* _Stated problem_:
Write out everything from the line containing "List all visible" down to the line containing "column-header-9-line4: dzieci bbox=[983, 325, 1053, 342]", both included, as a JSON list of strings with one string per line and blank lines left out.

* _Records for the task_:
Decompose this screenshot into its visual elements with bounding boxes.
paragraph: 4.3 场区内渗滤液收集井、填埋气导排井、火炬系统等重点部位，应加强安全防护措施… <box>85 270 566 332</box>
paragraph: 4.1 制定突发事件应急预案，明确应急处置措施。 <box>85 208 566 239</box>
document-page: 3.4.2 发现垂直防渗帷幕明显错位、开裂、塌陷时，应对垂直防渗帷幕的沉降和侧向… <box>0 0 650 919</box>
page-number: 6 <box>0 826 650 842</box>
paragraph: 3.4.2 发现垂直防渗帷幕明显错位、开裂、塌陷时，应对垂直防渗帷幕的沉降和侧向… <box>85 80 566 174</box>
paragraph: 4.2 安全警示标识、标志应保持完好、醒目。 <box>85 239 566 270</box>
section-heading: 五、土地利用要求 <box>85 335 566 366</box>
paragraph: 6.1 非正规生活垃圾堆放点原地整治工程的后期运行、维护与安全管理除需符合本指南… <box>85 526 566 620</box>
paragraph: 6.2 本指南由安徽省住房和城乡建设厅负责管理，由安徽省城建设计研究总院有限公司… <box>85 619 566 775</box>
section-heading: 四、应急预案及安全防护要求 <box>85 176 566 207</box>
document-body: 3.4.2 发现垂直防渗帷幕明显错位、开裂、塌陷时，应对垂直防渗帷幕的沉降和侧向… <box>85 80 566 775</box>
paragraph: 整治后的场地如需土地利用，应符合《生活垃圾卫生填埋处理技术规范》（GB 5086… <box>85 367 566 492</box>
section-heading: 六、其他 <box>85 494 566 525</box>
==
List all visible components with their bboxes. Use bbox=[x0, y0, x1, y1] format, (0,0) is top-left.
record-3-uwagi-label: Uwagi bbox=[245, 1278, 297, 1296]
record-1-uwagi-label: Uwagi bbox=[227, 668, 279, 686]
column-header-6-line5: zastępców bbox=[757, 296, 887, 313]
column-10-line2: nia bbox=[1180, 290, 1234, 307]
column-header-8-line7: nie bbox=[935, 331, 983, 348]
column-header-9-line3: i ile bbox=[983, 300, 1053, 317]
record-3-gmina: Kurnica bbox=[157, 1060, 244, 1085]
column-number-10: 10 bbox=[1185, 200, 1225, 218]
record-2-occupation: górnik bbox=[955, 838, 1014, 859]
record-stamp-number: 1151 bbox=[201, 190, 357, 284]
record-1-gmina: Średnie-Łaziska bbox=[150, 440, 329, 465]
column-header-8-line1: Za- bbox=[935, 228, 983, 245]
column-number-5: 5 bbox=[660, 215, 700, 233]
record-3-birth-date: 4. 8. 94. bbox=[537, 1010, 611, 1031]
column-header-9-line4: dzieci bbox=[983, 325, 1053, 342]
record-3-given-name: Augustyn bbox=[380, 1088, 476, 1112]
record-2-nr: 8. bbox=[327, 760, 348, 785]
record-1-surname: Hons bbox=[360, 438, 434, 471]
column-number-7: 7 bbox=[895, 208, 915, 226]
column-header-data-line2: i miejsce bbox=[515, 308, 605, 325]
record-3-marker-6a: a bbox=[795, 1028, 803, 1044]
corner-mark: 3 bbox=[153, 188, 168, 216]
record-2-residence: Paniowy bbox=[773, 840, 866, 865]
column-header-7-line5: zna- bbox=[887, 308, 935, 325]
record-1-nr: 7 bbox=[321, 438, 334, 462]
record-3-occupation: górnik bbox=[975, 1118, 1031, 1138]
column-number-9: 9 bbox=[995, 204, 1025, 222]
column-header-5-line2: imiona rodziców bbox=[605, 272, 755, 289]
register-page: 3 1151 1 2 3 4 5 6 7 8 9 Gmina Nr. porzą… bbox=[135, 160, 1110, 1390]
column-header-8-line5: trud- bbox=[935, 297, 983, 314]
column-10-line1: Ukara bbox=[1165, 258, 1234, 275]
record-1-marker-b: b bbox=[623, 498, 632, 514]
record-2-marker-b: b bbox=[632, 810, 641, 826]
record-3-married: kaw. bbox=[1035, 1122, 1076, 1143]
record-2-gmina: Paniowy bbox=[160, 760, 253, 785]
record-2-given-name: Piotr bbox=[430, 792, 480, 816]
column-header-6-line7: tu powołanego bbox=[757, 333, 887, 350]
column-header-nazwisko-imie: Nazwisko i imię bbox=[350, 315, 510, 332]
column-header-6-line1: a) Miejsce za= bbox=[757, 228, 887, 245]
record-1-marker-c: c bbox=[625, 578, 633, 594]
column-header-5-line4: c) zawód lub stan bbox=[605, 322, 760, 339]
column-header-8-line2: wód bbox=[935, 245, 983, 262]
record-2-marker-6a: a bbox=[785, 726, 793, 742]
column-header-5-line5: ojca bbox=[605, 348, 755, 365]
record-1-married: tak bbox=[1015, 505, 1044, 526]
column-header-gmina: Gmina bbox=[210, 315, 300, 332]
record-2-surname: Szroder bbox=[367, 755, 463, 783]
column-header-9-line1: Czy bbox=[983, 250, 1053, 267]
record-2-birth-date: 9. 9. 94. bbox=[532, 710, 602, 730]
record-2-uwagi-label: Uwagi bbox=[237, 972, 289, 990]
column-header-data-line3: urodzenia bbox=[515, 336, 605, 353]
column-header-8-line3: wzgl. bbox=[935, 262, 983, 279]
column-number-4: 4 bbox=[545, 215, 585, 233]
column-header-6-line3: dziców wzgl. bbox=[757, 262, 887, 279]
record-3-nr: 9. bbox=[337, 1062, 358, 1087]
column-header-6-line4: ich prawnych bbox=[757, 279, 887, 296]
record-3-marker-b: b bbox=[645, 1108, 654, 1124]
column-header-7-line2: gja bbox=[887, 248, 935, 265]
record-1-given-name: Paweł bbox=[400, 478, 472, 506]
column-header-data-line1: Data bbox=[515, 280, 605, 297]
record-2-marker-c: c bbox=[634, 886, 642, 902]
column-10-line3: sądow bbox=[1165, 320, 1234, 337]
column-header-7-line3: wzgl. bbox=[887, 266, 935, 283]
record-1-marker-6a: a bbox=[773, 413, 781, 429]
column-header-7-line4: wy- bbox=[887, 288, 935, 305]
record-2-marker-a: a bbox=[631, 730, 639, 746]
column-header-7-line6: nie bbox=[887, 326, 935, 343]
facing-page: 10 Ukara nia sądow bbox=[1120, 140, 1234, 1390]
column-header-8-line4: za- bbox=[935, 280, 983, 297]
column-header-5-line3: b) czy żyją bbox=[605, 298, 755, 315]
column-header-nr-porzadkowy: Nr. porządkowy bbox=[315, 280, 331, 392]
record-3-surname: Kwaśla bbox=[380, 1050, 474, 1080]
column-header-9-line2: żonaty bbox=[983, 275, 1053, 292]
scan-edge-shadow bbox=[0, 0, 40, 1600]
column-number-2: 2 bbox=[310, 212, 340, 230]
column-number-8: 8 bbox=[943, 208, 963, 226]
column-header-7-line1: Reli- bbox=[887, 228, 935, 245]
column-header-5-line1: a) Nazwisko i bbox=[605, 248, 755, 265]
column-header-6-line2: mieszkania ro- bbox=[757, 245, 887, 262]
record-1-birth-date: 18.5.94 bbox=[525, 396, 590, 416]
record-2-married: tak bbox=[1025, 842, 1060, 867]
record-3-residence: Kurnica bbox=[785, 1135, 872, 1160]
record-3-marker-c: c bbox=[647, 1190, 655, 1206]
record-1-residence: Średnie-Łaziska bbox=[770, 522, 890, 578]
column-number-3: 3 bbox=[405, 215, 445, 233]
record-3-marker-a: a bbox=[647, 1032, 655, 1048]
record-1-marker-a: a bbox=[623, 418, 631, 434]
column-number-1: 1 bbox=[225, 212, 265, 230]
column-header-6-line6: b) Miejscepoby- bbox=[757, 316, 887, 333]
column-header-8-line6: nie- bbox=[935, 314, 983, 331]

* _The solution_:
[
  "List all visible components with their bboxes. Use bbox=[x0, y0, x1, y1] format, (0,0) is top-left.",
  "record-3-uwagi-label: Uwagi bbox=[245, 1278, 297, 1296]",
  "record-1-uwagi-label: Uwagi bbox=[227, 668, 279, 686]",
  "column-header-6-line5: zastępców bbox=[757, 296, 887, 313]",
  "column-10-line2: nia bbox=[1180, 290, 1234, 307]",
  "column-header-8-line7: nie bbox=[935, 331, 983, 348]",
  "column-header-9-line3: i ile bbox=[983, 300, 1053, 317]",
  "record-3-gmina: Kurnica bbox=[157, 1060, 244, 1085]",
  "column-number-10: 10 bbox=[1185, 200, 1225, 218]",
  "record-2-occupation: górnik bbox=[955, 838, 1014, 859]",
  "record-stamp-number: 1151 bbox=[201, 190, 357, 284]",
  "record-1-gmina: Średnie-Łaziska bbox=[150, 440, 329, 465]",
  "column-header-8-line1: Za- bbox=[935, 228, 983, 245]",
  "column-number-5: 5 bbox=[660, 215, 700, 233]",
  "record-3-birth-date: 4. 8. 94. bbox=[537, 1010, 611, 1031]",
  "column-header-9-line4: dzieci bbox=[983, 325, 1053, 342]"
]